* _WHAT TO DO_: Extract the complete listing and repeat it word for word.

··· GIVEN RECORDS

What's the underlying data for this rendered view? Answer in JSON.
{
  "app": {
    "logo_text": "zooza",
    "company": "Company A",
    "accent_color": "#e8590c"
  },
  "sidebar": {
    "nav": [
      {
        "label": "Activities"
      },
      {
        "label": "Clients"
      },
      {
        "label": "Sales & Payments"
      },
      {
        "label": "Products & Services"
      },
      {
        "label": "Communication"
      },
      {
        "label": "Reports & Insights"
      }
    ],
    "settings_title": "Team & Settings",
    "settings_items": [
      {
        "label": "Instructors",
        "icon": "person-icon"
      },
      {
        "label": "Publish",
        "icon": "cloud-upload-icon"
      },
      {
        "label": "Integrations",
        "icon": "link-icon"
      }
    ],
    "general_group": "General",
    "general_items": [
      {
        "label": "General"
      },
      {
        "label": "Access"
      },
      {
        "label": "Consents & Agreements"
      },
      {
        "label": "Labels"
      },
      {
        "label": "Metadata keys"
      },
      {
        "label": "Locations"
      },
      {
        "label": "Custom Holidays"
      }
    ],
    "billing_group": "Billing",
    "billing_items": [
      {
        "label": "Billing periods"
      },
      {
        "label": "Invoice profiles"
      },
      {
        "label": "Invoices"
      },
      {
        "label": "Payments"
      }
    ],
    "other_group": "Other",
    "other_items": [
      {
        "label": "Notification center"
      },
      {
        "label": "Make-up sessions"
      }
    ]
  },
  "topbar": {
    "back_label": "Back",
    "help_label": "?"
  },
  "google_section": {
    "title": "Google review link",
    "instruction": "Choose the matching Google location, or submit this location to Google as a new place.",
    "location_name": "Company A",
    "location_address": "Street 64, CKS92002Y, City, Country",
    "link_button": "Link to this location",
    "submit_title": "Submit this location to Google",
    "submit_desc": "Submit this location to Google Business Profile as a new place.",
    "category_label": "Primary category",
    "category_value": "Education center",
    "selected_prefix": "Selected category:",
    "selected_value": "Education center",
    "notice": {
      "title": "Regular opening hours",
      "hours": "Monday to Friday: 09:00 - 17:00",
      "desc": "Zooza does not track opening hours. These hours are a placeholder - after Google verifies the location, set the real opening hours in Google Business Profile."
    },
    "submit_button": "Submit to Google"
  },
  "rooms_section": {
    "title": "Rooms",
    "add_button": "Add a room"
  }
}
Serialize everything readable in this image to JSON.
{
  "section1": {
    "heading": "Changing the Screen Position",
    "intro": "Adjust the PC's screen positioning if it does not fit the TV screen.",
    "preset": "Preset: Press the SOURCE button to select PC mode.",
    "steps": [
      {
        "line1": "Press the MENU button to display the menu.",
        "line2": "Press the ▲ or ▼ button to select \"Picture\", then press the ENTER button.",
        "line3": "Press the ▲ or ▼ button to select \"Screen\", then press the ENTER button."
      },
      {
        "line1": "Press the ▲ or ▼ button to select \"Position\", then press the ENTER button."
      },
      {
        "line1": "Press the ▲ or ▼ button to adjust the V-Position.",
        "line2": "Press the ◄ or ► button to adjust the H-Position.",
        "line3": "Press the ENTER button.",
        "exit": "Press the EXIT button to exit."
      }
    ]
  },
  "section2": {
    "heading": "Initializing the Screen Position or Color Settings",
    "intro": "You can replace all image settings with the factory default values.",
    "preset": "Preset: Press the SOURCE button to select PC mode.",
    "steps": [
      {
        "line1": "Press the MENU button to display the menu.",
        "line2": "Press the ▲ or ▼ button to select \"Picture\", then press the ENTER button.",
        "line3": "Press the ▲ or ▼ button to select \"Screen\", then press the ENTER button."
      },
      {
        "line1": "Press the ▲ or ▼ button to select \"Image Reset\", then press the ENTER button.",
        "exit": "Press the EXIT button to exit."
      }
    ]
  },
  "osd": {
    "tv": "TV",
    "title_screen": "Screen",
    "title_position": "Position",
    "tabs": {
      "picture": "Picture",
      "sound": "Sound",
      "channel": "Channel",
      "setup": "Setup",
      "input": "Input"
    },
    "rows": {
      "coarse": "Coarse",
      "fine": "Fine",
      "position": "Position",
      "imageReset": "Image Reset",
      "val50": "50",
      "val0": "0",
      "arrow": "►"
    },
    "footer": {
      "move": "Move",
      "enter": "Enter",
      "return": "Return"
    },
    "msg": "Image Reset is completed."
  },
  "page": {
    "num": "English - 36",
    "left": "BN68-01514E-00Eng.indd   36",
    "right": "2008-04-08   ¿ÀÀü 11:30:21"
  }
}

······

* _FINAL RESULT_:
What's the underlying data for this rendered view? Answer in JSON.
{
  "app": {
    "logo_text": "zooza",
    "company": "Company A",
    "accent_color": "#e8590c"
  },
  "sidebar": {
    "nav": [
      {
        "label": "Activities"
      },
      {
        "label": "Clients"
      },
      {
        "label": "Sales & Payments"
      },
      {
        "label": "Products & Services"
      },
      {
        "label": "Communication"
      },
      {
        "label": "Reports & Insights"
      }
    ],
    "settings_title": "Team & Settings",
    "settings_items": [
      {
        "label": "Instructors",
        "icon": "person-icon"
      },
      {
        "label": "Publish",
        "icon": "cloud-upload-icon"
      },
      {
        "label": "Integrations",
        "icon": "link-icon"
      }
    ],
    "general_group": "General",
    "general_items": [
      {
        "label": "General"
      },
      {
        "label": "Access"
      },
      {
        "label": "Consents & Agreements"
      },
      {
        "label": "Labels"
      },
      {
        "label": "Metadata keys"
      },
      {
        "label": "Locations"
      },
      {
        "label": "Custom Holidays"
      }
    ],
    "billing_group": "Billing",
    "billing_items": [
      {
        "label": "Billing periods"
      },
      {
        "label": "Invoice profiles"
      },
      {
        "label": "Invoices"
      },
      {
        "label": "Payments"
      }
    ],
    "other_group": "Other",
    "other_items": [
      {
        "label": "Notification center"
      },
      {
        "label": "Make-up sessions"
      }
    ]
  },
  "topbar": {
    "back_label": "Back",
    "help_label": "?"
  },
  "google_section": {
    "title": "Google review link",
    "instruction": "Choose the matching Google location, or submit this location to Google as a new place.",
    "location_name": "Company A",
    "location_address": "Street 64, CKS92002Y, City, Country",
    "link_button": "Link to this location",
    "submit_title": "Submit this location to Google",
    "submit_desc": "Submit this location to Google Business Profile as a new place.",
    "category_label": "Primary category",
    "category_value": "Education center",
    "selected_prefix": "Selected category:",
    "selected_value": "Education center",
    "notice": {
      "title": "Regular opening hours",
      "hours": "Monday to Friday: 09:00 - 17:00",
      "desc": "Zooza does not track opening hours. These hours are a placeholder - after Google verifies the location, set the real opening hours in Google Business Profile."
    },
    "submit_button": "Submit to Google"
  },
  "rooms_section": {
    "title": "Rooms",
    "add_button": "Add a room"
  }
}
Serialize everything readable in this image to JSON.
{
  "section1": {
    "heading": "Changing the Screen Position",
    "intro": "Adjust the PC's screen positioning if it does not fit the TV screen.",
    "preset": "Preset: Press the SOURCE button to select PC mode.",
    "steps": [
      {
        "line1": "Press the MENU button to display the menu.",
        "line2": "Press the ▲ or ▼ button to select \"Picture\", then press the ENTER button.",
        "line3": "Press the ▲ or ▼ button to select \"Screen\", then press the ENTER button."
      },
      {
        "line1": "Press the ▲ or ▼ button to select \"Position\", then press the ENTER button."
      },
      {
        "line1": "Press the ▲ or ▼ button to adjust the V-Position.",
        "line2": "Press the ◄ or ► button to adjust the H-Position.",
        "line3": "Press the ENTER button.",
        "exit": "Press the EXIT button to exit."
      }
    ]
  },
  "section2": {
    "heading": "Initializing the Screen Position or Color Settings",
    "intro": "You can replace all image settings with the factory default values.",
    "preset": "Preset: Press the SOURCE button to select PC mode.",
    "steps": [
      {
        "line1": "Press the MENU button to display the menu.",
        "line2": "Press the ▲ or ▼ button to select \"Picture\", then press the ENTER button.",
        "line3": "Press the ▲ or ▼ button to select \"Screen\", then press the ENTER button."
      },
      {
        "line1": "Press the ▲ or ▼ button to select \"Image Reset\", then press the ENTER button.",
        "exit": "Press the EXIT button to exit."
      }
    ]
  },
  "osd": {
    "tv": "TV",
    "title_screen": "Screen",
    "title_position": "Position",
    "tabs": {
      "picture": "Picture",
      "sound": "Sound",
      "channel": "Channel",
      "setup": "Setup",
      "input": "Input"
    },
    "rows": {
      "coarse": "Coarse",
      "fine": "Fine",
      "position": "Position",
      "imageReset": "Image Reset",
      "val50": "50",
      "val0": "0",
      "arrow": "►"
    },
    "footer": {
      "move": "Move",
      "enter": "Enter",
      "return": "Return"
    },
    "msg": "Image Reset is completed."
  },
  "page": {
    "num": "English - 36",
    "left": "BN68-01514E-00Eng.indd   36",
    "right": "2008-04-08   ¿ÀÀü 11:30:21"
  }
}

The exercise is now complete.